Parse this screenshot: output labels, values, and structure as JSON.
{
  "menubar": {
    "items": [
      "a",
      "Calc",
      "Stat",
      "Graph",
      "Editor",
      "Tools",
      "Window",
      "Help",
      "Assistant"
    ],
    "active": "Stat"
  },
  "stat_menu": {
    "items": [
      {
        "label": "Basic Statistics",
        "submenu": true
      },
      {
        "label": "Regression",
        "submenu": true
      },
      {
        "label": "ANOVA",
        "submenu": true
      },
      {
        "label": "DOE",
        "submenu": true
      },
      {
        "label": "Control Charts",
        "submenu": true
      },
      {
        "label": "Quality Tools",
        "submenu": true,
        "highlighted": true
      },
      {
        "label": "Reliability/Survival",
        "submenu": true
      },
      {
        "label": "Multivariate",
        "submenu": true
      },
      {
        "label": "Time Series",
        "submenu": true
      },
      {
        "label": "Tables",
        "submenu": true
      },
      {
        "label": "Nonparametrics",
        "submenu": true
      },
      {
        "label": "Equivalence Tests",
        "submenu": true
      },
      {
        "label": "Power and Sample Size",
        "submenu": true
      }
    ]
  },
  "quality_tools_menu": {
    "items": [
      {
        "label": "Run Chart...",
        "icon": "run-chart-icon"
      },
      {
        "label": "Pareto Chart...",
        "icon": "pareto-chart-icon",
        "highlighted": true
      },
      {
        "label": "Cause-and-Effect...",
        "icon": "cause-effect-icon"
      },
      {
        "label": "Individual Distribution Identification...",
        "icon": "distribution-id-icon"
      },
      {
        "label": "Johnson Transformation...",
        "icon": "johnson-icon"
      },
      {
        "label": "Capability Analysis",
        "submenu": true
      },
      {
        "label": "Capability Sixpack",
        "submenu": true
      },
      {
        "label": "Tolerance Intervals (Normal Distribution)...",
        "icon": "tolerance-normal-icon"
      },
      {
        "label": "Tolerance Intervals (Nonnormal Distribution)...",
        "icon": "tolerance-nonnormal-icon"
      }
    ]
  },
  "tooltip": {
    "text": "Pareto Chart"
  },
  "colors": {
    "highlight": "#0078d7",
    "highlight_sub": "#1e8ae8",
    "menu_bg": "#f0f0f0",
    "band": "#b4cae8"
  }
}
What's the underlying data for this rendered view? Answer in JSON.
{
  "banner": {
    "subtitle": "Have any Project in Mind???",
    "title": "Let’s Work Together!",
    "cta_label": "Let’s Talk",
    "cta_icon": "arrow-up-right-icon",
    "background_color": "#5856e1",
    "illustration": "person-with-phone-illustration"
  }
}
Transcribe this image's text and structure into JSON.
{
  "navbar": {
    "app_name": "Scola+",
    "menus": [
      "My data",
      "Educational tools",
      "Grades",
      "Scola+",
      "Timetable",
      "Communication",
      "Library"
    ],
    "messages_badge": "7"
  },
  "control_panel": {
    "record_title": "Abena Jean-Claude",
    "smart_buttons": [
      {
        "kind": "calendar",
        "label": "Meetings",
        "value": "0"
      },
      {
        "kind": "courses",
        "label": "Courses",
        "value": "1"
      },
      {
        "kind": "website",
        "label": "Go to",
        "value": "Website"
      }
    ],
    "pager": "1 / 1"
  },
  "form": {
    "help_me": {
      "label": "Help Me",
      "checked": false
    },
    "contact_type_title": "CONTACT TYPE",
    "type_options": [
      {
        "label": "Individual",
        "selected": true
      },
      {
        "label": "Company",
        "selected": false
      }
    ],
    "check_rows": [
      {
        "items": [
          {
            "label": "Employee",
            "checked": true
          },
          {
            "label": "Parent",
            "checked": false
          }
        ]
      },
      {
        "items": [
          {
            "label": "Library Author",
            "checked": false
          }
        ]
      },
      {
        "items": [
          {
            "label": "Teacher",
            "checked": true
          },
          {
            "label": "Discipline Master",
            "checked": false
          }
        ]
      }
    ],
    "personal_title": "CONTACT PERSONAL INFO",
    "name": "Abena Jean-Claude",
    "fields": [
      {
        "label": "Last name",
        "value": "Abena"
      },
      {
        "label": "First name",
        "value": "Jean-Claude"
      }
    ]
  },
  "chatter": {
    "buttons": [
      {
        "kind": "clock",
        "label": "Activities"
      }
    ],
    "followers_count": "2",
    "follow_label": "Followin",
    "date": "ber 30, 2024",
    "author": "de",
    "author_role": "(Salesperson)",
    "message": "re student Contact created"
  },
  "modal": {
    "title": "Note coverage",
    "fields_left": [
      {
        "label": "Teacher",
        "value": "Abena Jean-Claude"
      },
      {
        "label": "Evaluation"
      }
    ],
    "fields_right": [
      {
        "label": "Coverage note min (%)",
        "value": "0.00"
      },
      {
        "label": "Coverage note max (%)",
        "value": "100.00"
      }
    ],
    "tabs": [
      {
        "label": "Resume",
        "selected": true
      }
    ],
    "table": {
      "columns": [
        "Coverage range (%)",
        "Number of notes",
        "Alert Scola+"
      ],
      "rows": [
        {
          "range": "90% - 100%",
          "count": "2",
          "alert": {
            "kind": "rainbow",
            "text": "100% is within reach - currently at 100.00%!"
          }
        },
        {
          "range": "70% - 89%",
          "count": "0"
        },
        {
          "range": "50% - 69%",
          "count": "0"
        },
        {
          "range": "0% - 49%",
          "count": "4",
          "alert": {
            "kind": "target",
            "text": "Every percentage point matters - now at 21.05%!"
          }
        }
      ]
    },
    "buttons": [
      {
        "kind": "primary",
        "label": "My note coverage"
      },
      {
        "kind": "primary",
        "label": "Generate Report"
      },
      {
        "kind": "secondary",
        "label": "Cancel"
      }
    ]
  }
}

- **WHAT THE TASK ASKS**
Which lines hold the string "Individual"? List them all.

- **REPLY TO THE TASK**
        "label": "Individual Distribution Identification...",
        "label": "Individual",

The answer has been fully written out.